Transcribe the records that follow, preserving every word.

START DATA FOR THIS TASK

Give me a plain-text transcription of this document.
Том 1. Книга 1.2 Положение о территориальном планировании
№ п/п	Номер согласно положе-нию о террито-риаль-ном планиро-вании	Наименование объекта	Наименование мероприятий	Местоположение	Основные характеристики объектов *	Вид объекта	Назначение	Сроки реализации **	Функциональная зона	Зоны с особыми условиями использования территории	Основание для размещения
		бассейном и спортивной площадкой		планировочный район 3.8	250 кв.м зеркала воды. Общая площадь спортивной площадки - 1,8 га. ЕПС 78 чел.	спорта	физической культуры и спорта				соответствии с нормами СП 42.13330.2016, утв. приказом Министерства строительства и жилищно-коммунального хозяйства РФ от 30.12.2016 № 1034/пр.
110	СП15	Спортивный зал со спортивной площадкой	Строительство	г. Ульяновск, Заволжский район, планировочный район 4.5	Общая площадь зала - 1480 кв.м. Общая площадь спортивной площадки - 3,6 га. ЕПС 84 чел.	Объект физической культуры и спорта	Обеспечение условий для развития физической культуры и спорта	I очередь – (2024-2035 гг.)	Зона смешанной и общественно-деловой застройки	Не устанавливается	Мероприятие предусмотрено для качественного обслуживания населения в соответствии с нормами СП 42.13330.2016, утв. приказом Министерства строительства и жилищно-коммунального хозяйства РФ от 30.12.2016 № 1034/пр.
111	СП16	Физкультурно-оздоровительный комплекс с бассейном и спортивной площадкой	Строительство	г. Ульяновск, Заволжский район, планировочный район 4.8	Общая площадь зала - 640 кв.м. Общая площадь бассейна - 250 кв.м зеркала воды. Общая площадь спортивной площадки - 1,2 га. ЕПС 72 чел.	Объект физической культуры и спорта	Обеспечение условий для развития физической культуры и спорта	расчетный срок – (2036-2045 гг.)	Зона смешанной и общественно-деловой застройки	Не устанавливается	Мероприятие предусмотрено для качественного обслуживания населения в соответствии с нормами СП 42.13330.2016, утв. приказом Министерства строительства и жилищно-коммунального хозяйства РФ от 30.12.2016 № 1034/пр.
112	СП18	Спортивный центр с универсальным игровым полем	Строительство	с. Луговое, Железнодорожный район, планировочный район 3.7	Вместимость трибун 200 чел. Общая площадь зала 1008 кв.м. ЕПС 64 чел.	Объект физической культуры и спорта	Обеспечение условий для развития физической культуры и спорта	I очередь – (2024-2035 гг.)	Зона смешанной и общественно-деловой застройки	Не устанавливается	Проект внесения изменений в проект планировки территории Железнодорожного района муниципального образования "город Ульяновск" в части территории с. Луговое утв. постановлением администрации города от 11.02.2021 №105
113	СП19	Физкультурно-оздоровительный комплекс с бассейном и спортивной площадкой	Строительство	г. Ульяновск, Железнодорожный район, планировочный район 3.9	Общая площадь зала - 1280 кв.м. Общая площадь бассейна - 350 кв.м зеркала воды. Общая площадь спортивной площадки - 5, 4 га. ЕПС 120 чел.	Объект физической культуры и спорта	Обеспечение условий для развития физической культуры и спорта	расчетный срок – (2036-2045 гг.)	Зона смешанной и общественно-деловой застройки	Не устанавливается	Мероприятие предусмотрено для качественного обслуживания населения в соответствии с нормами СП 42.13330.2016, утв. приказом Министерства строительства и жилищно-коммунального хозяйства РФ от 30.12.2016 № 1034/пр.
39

END DATA FOR THIS TASK

#### [TASK ANSWER]
Give me a plain-text transcription of this document.
Том 1. Книга 1.2 Положение о территориальном планировании
№ п/п	Номер согласно положе-нию о террито-риаль-ном планиро-вании	Наименование объекта	Наименование мероприятий	Местоположение	Основные характеристики объектов *	Вид объекта	Назначение	Сроки реализации **	Функциональная зона	Зоны с особыми условиями использования территории	Основание для размещения
		бассейном и спортивной площадкой		планировочный район 3.8	250 кв.м зеркала воды. Общая площадь спортивной площадки - 1,8 га. ЕПС 78 чел.	спорта	физической культуры и спорта				соответствии с нормами СП 42.13330.2016, утв. приказом Министерства строительства и жилищно-коммунального хозяйства РФ от 30.12.2016 № 1034/пр.
110	СП15	Спортивный зал со спортивной площадкой	Строительство	г. Ульяновск, Заволжский район, планировочный район 4.5	Общая площадь зала - 1480 кв.м. Общая площадь спортивной площадки - 3,6 га. ЕПС 84 чел.	Объект физической культуры и спорта	Обеспечение условий для развития физической культуры и спорта	I очередь – (2024-2035 гг.)	Зона смешанной и общественно-деловой застройки	Не устанавливается	Мероприятие предусмотрено для качественного обслуживания населения в соответствии с нормами СП 42.13330.2016, утв. приказом Министерства строительства и жилищно-коммунального хозяйства РФ от 30.12.2016 № 1034/пр.
111	СП16	Физкультурно-оздоровительный комплекс с бассейном и спортивной площадкой	Строительство	г. Ульяновск, Заволжский район, планировочный район 4.8	Общая площадь зала - 640 кв.м. Общая площадь бассейна - 250 кв.м зеркала воды. Общая площадь спортивной площадки - 1,2 га. ЕПС 72 чел.	Объект физической культуры и спорта	Обеспечение условий для развития физической культуры и спорта	расчетный срок – (2036-2045 гг.)	Зона смешанной и общественно-деловой застройки	Не устанавливается	Мероприятие предусмотрено для качественного обслуживания населения в соответствии с нормами СП 42.13330.2016, утв. приказом Министерства строительства и жилищно-коммунального хозяйства РФ от 30.12.2016 № 1034/пр.
112	СП18	Спортивный центр с универсальным игровым полем	Строительство	с. Луговое, Железнодорожный район, планировочный район 3.7	Вместимость трибун 200 чел. Общая площадь зала 1008 кв.м. ЕПС 64 чел.	Объект физической культуры и спорта	Обеспечение условий для развития физической культуры и спорта	I очередь – (2024-2035 гг.)	Зона смешанной и общественно-деловой застройки	Не устанавливается	Проект внесения изменений в проект планировки территории Железнодорожного района муниципального образования "город Ульяновск" в части территории с. Луговое утв. постановлением администрации города от 11.02.2021 №105
113	СП19	Физкультурно-оздоровительный комплекс с бассейном и спортивной площадкой	Строительство	г. Ульяновск, Железнодорожный район, планировочный район 3.9	Общая площадь зала - 1280 кв.м. Общая площадь бассейна - 350 кв.м зеркала воды. Общая площадь спортивной площадки - 5, 4 га. ЕПС 120 чел.	Объект физической культуры и спорта	Обеспечение условий для развития физической культуры и спорта	расчетный срок – (2036-2045 гг.)	Зона смешанной и общественно-деловой застройки	Не устанавливается	Мероприятие предусмотрено для качественного обслуживания населения в соответствии с нормами СП 42.13330.2016, утв. приказом Министерства строительства и жилищно-коммунального хозяйства РФ от 30.12.2016 № 1034/пр.
39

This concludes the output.